• WORK TO COMPLETE
Retype the listing that follows, exactly as written.

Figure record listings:
◆ ◆ ◆ ◆ ◆

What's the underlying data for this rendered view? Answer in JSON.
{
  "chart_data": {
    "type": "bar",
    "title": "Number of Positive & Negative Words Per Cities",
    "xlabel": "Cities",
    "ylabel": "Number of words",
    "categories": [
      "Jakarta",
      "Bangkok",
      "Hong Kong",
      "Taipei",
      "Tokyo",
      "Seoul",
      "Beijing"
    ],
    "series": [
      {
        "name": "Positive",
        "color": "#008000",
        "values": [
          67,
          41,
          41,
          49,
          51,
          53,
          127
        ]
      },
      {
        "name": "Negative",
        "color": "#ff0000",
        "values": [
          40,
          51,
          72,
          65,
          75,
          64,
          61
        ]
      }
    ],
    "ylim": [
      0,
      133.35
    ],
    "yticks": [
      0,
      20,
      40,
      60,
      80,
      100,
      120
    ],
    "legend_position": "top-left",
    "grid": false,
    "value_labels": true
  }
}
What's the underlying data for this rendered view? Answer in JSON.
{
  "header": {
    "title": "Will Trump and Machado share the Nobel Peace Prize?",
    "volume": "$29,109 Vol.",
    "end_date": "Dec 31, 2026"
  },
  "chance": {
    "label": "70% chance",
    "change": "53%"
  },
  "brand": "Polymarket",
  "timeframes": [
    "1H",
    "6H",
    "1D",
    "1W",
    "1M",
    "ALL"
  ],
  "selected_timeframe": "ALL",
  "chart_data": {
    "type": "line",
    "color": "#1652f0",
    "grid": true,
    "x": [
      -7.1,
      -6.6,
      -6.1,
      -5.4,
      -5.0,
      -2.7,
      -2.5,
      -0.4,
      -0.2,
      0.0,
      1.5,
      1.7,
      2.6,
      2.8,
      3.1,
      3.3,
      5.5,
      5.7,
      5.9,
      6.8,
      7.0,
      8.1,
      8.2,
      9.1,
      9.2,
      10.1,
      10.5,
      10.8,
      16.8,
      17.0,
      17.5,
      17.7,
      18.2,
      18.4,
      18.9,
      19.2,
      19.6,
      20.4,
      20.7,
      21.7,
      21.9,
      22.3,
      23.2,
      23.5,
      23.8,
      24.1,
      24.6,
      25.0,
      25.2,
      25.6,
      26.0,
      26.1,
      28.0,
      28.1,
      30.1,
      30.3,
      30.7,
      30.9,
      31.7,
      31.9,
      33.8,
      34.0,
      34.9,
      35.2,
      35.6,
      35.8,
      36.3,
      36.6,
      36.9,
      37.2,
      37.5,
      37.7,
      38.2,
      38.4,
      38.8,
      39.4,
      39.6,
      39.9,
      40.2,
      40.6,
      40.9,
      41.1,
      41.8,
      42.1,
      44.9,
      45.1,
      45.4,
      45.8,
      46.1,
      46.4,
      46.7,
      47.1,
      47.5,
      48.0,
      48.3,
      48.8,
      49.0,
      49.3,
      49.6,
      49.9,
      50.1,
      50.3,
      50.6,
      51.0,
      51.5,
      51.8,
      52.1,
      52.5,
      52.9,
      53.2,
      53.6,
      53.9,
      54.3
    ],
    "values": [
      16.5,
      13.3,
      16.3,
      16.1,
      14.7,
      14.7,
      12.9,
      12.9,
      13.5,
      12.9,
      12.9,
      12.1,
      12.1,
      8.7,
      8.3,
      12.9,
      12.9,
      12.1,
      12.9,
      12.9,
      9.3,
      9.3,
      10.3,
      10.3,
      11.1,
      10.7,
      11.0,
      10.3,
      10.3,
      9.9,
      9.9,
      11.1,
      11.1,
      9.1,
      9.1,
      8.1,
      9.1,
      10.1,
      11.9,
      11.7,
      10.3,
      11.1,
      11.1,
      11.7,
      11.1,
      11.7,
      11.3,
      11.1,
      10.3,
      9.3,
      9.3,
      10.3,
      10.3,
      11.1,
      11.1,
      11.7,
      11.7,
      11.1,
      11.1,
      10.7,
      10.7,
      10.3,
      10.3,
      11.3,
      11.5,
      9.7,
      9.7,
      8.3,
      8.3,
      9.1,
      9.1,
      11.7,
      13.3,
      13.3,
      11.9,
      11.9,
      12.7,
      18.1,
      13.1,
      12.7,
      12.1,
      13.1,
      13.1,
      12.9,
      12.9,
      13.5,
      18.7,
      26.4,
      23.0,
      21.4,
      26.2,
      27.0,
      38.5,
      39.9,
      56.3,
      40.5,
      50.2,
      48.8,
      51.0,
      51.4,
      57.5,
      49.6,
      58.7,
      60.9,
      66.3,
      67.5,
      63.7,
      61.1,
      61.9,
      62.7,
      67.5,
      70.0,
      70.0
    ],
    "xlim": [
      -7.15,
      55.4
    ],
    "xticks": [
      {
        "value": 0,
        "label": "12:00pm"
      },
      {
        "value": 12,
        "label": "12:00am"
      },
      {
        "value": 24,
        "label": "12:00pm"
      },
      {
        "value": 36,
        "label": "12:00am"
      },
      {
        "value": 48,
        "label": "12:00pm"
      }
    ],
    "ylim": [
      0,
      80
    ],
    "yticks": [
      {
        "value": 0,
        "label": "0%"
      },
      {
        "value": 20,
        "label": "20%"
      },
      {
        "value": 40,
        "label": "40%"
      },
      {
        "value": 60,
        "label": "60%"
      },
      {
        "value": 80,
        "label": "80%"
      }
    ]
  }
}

◆ ◆ ◆ ◆ ◆

• SOLVED EXERCISE
What's the underlying data for this rendered view? Answer in JSON.
{
  "chart_data": {
    "type": "bar",
    "title": "Number of Positive & Negative Words Per Cities",
    "xlabel": "Cities",
    "ylabel": "Number of words",
    "categories": [
      "Jakarta",
      "Bangkok",
      "Hong Kong",
      "Taipei",
      "Tokyo",
      "Seoul",
      "Beijing"
    ],
    "series": [
      {
        "name": "Positive",
        "color": "#008000",
        "values": [
          67,
          41,
          41,
          49,
          51,
          53,
          127
        ]
      },
      {
        "name": "Negative",
        "color": "#ff0000",
        "values": [
          40,
          51,
          72,
          65,
          75,
          64,
          61
        ]
      }
    ],
    "ylim": [
      0,
      133.35
    ],
    "yticks": [
      0,
      20,
      40,
      60,
      80,
      100,
      120
    ],
    "legend_position": "top-left",
    "grid": false,
    "value_labels": true
  }
}
What's the underlying data for this rendered view? Answer in JSON.
{
  "header": {
    "title": "Will Trump and Machado share the Nobel Peace Prize?",
    "volume": "$29,109 Vol.",
    "end_date": "Dec 31, 2026"
  },
  "chance": {
    "label": "70% chance",
    "change": "53%"
  },
  "brand": "Polymarket",
  "timeframes": [
    "1H",
    "6H",
    "1D",
    "1W",
    "1M",
    "ALL"
  ],
  "selected_timeframe": "ALL",
  "chart_data": {
    "type": "line",
    "color": "#1652f0",
    "grid": true,
    "x": [
      -7.1,
      -6.6,
      -6.1,
      -5.4,
      -5.0,
      -2.7,
      -2.5,
      -0.4,
      -0.2,
      0.0,
      1.5,
      1.7,
      2.6,
      2.8,
      3.1,
      3.3,
      5.5,
      5.7,
      5.9,
      6.8,
      7.0,
      8.1,
      8.2,
      9.1,
      9.2,
      10.1,
      10.5,
      10.8,
      16.8,
      17.0,
      17.5,
      17.7,
      18.2,
      18.4,
      18.9,
      19.2,
      19.6,
      20.4,
      20.7,
      21.7,
      21.9,
      22.3,
      23.2,
      23.5,
      23.8,
      24.1,
      24.6,
      25.0,
      25.2,
      25.6,
      26.0,
      26.1,
      28.0,
      28.1,
      30.1,
      30.3,
      30.7,
      30.9,
      31.7,
      31.9,
      33.8,
      34.0,
      34.9,
      35.2,
      35.6,
      35.8,
      36.3,
      36.6,
      36.9,
      37.2,
      37.5,
      37.7,
      38.2,
      38.4,
      38.8,
      39.4,
      39.6,
      39.9,
      40.2,
      40.6,
      40.9,
      41.1,
      41.8,
      42.1,
      44.9,
      45.1,
      45.4,
      45.8,
      46.1,
      46.4,
      46.7,
      47.1,
      47.5,
      48.0,
      48.3,
      48.8,
      49.0,
      49.3,
      49.6,
      49.9,
      50.1,
      50.3,
      50.6,
      51.0,
      51.5,
      51.8,
      52.1,
      52.5,
      52.9,
      53.2,
      53.6,
      53.9,
      54.3
    ],
    "values": [
      16.5,
      13.3,
      16.3,
      16.1,
      14.7,
      14.7,
      12.9,
      12.9,
      13.5,
      12.9,
      12.9,
      12.1,
      12.1,
      8.7,
      8.3,
      12.9,
      12.9,
      12.1,
      12.9,
      12.9,
      9.3,
      9.3,
      10.3,
      10.3,
      11.1,
      10.7,
      11.0,
      10.3,
      10.3,
      9.9,
      9.9,
      11.1,
      11.1,
      9.1,
      9.1,
      8.1,
      9.1,
      10.1,
      11.9,
      11.7,
      10.3,
      11.1,
      11.1,
      11.7,
      11.1,
      11.7,
      11.3,
      11.1,
      10.3,
      9.3,
      9.3,
      10.3,
      10.3,
      11.1,
      11.1,
      11.7,
      11.7,
      11.1,
      11.1,
      10.7,
      10.7,
      10.3,
      10.3,
      11.3,
      11.5,
      9.7,
      9.7,
      8.3,
      8.3,
      9.1,
      9.1,
      11.7,
      13.3,
      13.3,
      11.9,
      11.9,
      12.7,
      18.1,
      13.1,
      12.7,
      12.1,
      13.1,
      13.1,
      12.9,
      12.9,
      13.5,
      18.7,
      26.4,
      23.0,
      21.4,
      26.2,
      27.0,
      38.5,
      39.9,
      56.3,
      40.5,
      50.2,
      48.8,
      51.0,
      51.4,
      57.5,
      49.6,
      58.7,
      60.9,
      66.3,
      67.5,
      63.7,
      61.1,
      61.9,
      62.7,
      67.5,
      70.0,
      70.0
    ],
    "xlim": [
      -7.15,
      55.4
    ],
    "xticks": [
      {
        "value": 0,
        "label": "12:00pm"
      },
      {
        "value": 12,
        "label": "12:00am"
      },
      {
        "value": 24,
        "label": "12:00pm"
      },
      {
        "value": 36,
        "label": "12:00am"
      },
      {
        "value": 48,
        "label": "12:00pm"
      }
    ],
    "ylim": [
      0,
      80
    ],
    "yticks": [
      {
        "value": 0,
        "label": "0%"
      },
      {
        "value": 20,
        "label": "20%"
      },
      {
        "value": 40,
        "label": "40%"
      },
      {
        "value": 60,
        "label": "60%"
      },
      {
        "value": 80,
        "label": "80%"
      }
    ]
  }
}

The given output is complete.